GIVEN INSTRUCTION —
Write out all lines holding the word "text".

-- start RECORDS SUPPLIED --

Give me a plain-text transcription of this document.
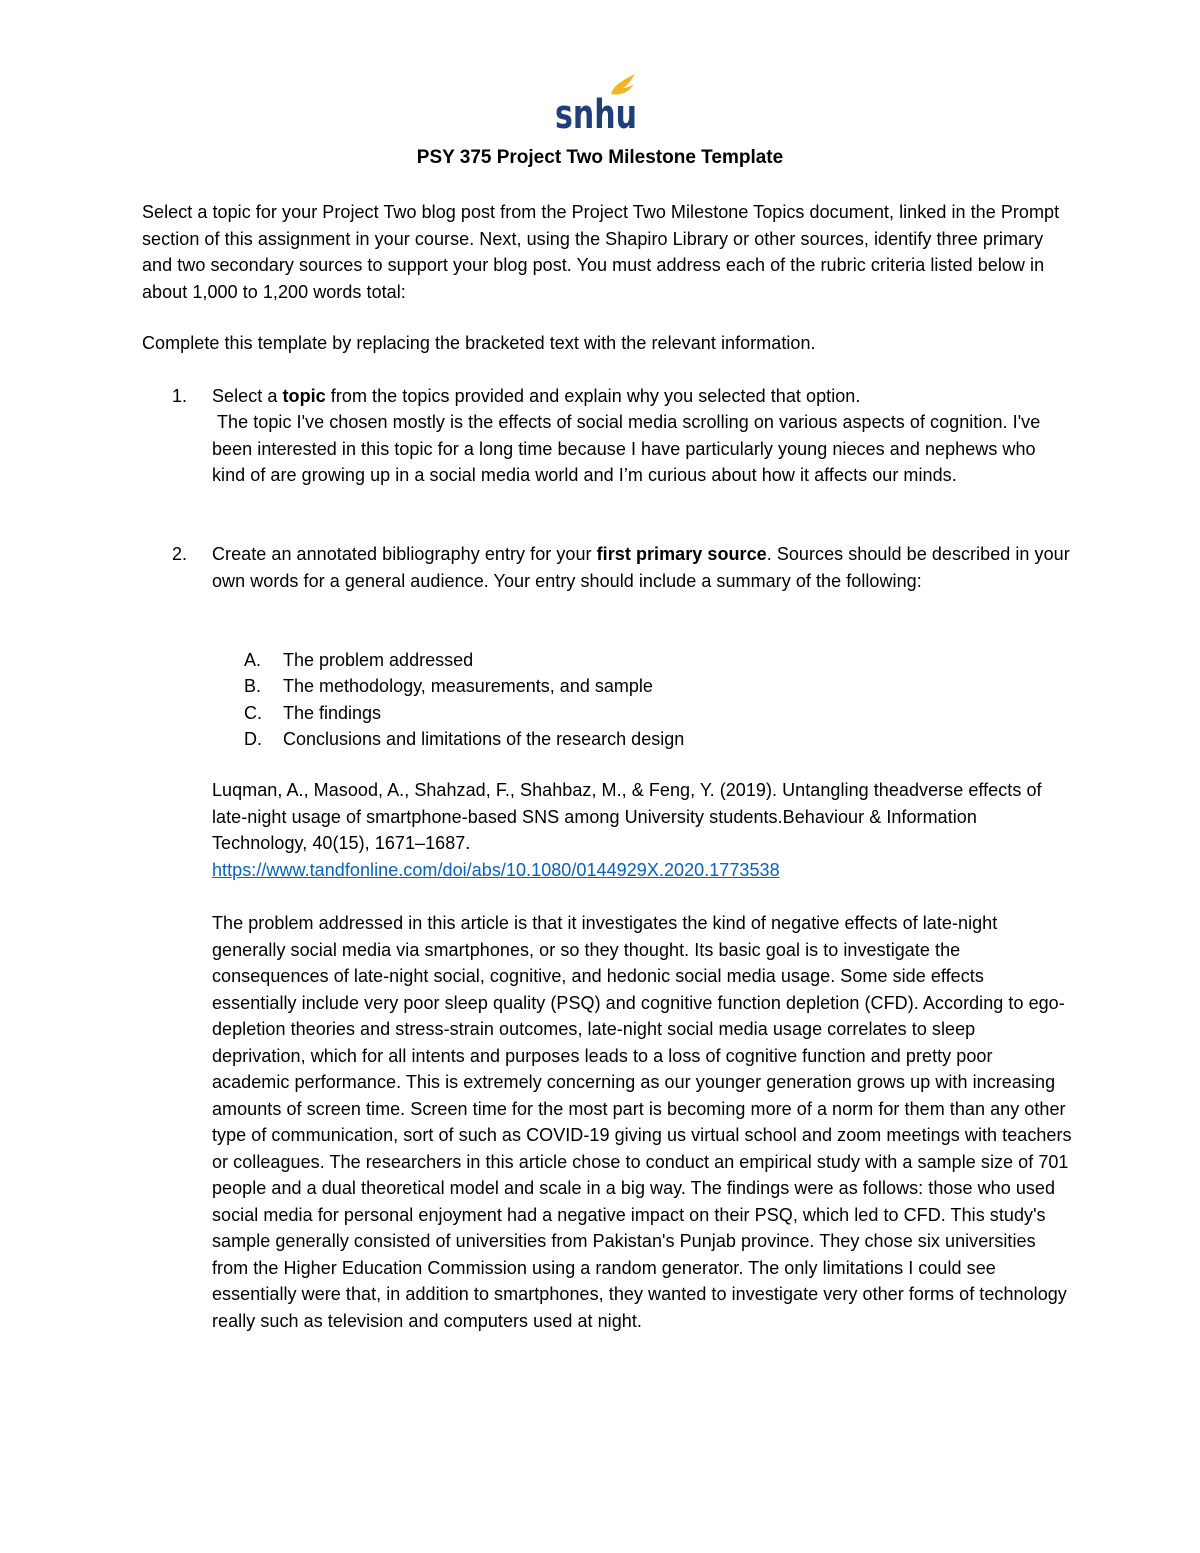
snhu
PSY 375 Project Two Milestone Template
Select a topic for your Project Two blog post from the Project Two Milestone Topics document, linked in the Prompt section of this assignment in your course. Next, using the Shapiro Library or other sources, identify three primary and two secondary sources to support your blog post. You must address each of the rubric criteria listed below in about 1,000 to 1,200 words total:
Complete this template by replacing the bracketed text with the relevant information.
1. Select a topic from the topics provided and explain why you selected that option.
The topic I've chosen mostly is the effects of social media scrolling on various aspects of cognition. I've been interested in this topic for a long time because I have particularly young nieces and nephews who kind of are growing up in a social media world and I’m curious about how it affects our minds.
2. Create an annotated bibliography entry for your first primary source. Sources should be described in your own words for a general audience. Your entry should include a summary of the following:
A.	The problem addressed
B.	The methodology, measurements, and sample
C.	The findings
D.	Conclusions and limitations of the research design
Luqman, A., Masood, A., Shahzad, F., Shahbaz, M., & Feng, Y. (2019). Untangling theadverse effects of late-night usage of smartphone-based SNS among University students.Behaviour & Information Technology, 40(15), 1671–1687.
https://www.tandfonline.com/doi/abs/10.1080/0144929X.2020.1773538
The problem addressed in this article is that it investigates the kind of negative effects of late-night generally social media via smartphones, or so they thought. Its basic goal is to investigate the consequences of late-night social, cognitive, and hedonic social media usage. Some side effects essentially include very poor sleep quality (PSQ) and cognitive function depletion (CFD). According to ego-depletion theories and stress-strain outcomes, late-night social media usage correlates to sleep deprivation, which for all intents and purposes leads to a loss of cognitive function and pretty poor academic performance. This is extremely concerning as our younger generation grows up with increasing amounts of screen time. Screen time for the most part is becoming more of a norm for them than any other type of communication, sort of such as COVID-19 giving us virtual school and zoom meetings with teachers or colleagues. The researchers in this article chose to conduct an empirical study with a sample size of 701 people and a dual theoretical model and scale in a big way. The findings were as follows: those who used social media for personal enjoyment had a negative impact on their PSQ, which led to CFD. This study's sample generally consisted of universities from Pakistan's Punjab province. They chose six universities from the Higher Education Commission using a random generator. The only limitations I could see essentially were that, in addition to smartphones, they wanted to investigate very other forms of technology really such as television and computers used at night.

-- end RECORDS SUPPLIED --

RIGHT ANSWER —
Give me a plain-text transcription of this document.
Complete this template by replacing the bracketed text with the relevant information.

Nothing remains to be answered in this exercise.